— The exercise —
Could you render every line of the items below as a numbered list, skipping blank lines and leaving the pictures out of your answer?

— Excerpted records —
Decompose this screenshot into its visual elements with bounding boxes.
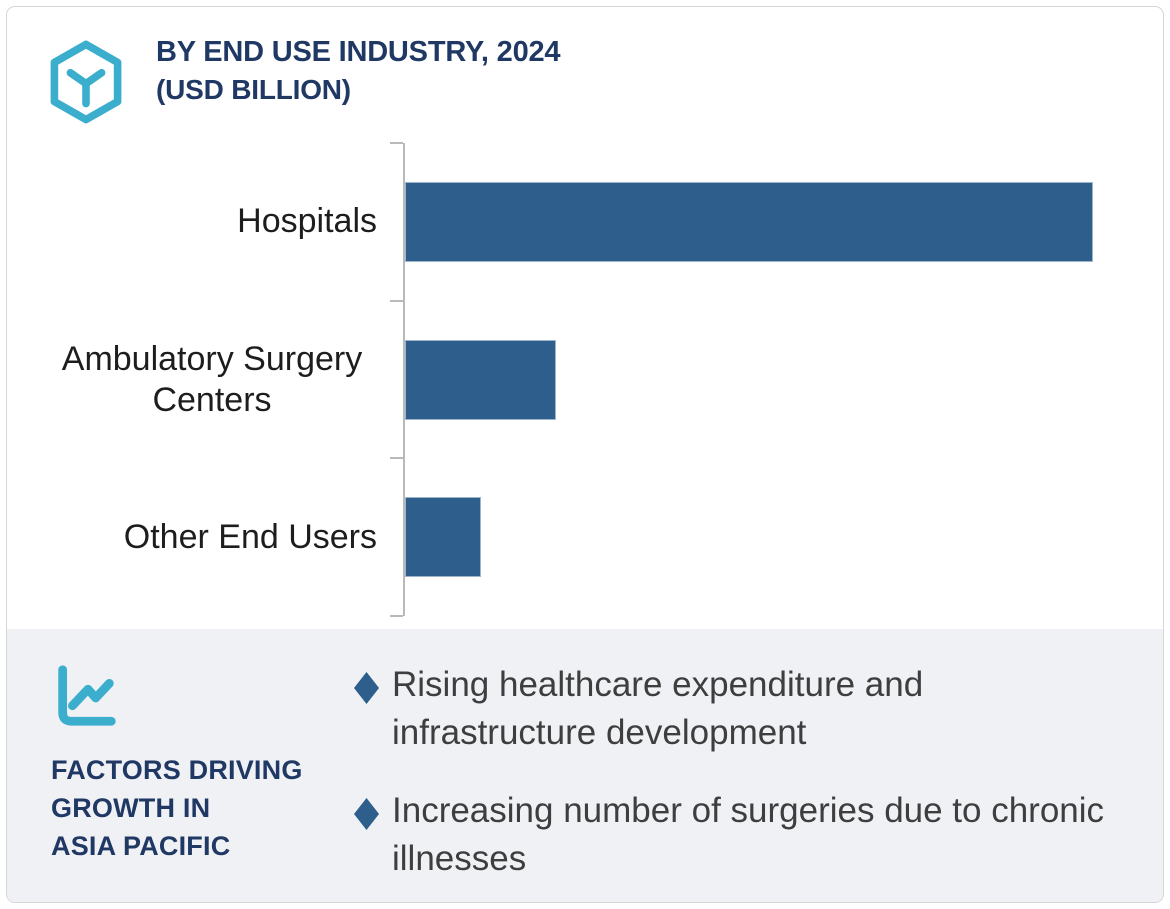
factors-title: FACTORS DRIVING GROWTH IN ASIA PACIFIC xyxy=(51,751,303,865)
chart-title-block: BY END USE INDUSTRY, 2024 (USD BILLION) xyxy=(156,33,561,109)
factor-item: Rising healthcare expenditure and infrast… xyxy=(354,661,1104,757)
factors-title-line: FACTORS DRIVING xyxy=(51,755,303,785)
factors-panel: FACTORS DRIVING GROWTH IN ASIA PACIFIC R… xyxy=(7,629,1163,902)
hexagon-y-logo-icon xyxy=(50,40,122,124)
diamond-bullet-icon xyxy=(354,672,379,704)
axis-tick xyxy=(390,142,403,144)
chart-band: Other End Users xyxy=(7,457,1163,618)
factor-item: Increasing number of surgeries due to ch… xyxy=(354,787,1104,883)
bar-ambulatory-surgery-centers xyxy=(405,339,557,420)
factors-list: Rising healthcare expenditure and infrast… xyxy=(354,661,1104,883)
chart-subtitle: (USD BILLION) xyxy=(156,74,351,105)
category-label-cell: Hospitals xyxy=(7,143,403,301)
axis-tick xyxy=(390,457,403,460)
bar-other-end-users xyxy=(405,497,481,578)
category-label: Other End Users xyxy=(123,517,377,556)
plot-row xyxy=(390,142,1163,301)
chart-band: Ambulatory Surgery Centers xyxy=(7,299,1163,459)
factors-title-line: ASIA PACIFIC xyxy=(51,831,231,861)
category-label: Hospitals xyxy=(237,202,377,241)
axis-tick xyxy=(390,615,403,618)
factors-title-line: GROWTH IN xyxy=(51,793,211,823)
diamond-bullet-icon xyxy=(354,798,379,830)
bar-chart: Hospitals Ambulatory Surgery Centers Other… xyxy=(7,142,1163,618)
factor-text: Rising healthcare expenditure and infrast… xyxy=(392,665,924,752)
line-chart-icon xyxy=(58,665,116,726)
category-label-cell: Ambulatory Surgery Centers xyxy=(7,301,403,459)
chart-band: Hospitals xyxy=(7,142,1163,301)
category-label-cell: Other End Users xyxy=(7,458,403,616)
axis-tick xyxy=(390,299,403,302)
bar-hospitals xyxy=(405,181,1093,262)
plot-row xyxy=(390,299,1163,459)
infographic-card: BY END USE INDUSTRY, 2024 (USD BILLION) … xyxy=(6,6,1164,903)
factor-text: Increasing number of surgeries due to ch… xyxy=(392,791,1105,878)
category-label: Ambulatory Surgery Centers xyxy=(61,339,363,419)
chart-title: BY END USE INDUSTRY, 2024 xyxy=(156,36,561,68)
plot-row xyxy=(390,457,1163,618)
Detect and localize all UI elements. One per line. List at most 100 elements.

— Result for this exercise —
1. Decompose this screenshot into its visual elements with bounding boxes.
2. factors-title: FACTORS DRIVING GROWTH IN ASIA PACIFIC xyxy=(51,751,303,865)
3. chart-title-block: BY END USE INDUSTRY, 2024 (USD BILLION) xyxy=(156,33,561,109)
4. factor-item: Rising healthcare expenditure and infrast… xyxy=(354,661,1104,757)
5. factors-title-line: FACTORS DRIVING xyxy=(51,755,303,785)
6. factors-panel: FACTORS DRIVING GROWTH IN ASIA PACIFIC R… xyxy=(7,629,1163,902)
7. hexagon-y-logo-icon xyxy=(50,40,122,124)
8. diamond-bullet-icon xyxy=(354,672,379,704)
9. axis-tick xyxy=(390,142,403,144)
10. chart-band: Other End Users xyxy=(7,457,1163,618)
11. factor-item: Increasing number of surgeries due to ch… xyxy=(354,787,1104,883)
12. bar-ambulatory-surgery-centers xyxy=(405,339,557,420)
13. factors-list: Rising healthcare expenditure and infrast… xyxy=(354,661,1104,883)
14. chart-subtitle: (USD BILLION) xyxy=(156,74,351,105)
15. category-label-cell: Hospitals xyxy=(7,143,403,301)
16. axis-tick xyxy=(390,457,403,460)
17. bar-other-end-users xyxy=(405,497,481,578)
18. category-label: Other End Users xyxy=(123,517,377,556)
19. plot-row xyxy=(390,142,1163,301)
20. chart-band: Ambulatory Surgery Centers xyxy=(7,299,1163,459)
21. factors-title-line: ASIA PACIFIC xyxy=(51,831,231,861)
22. category-label: Hospitals xyxy=(237,202,377,241)
23. axis-tick xyxy=(390,615,403,618)
24. factors-title-line: GROWTH IN xyxy=(51,793,211,823)
25. diamond-bullet-icon xyxy=(354,798,379,830)
26. bar-chart: Hospitals Ambulatory Surgery Centers Other… xyxy=(7,142,1163,618)
27. factor-text: Rising healthcare expenditure and infrast… xyxy=(392,665,924,752)
28. line-chart-icon xyxy=(58,665,116,726)
29. category-label-cell: Ambulatory Surgery Centers xyxy=(7,301,403,459)
30. chart-band: Hospitals xyxy=(7,142,1163,301)
31. category-label-cell: Other End Users xyxy=(7,458,403,616)
32. axis-tick xyxy=(390,299,403,302)
33. bar-hospitals xyxy=(405,181,1093,262)
34. plot-row xyxy=(390,299,1163,459)
35. infographic-card: BY END USE INDUSTRY, 2024 (USD BILLION) … xyxy=(6,6,1164,903)
36. factor-text: Increasing number of surgeries due to ch… xyxy=(392,791,1105,878)
37. category-label: Ambulatory Surgery Centers xyxy=(61,339,363,419)
38. chart-title: BY END USE INDUSTRY, 2024 xyxy=(156,36,561,68)
39. plot-row xyxy=(390,457,1163,618)
40. Detect and localize all UI elements. One per line. List at most 100 elements.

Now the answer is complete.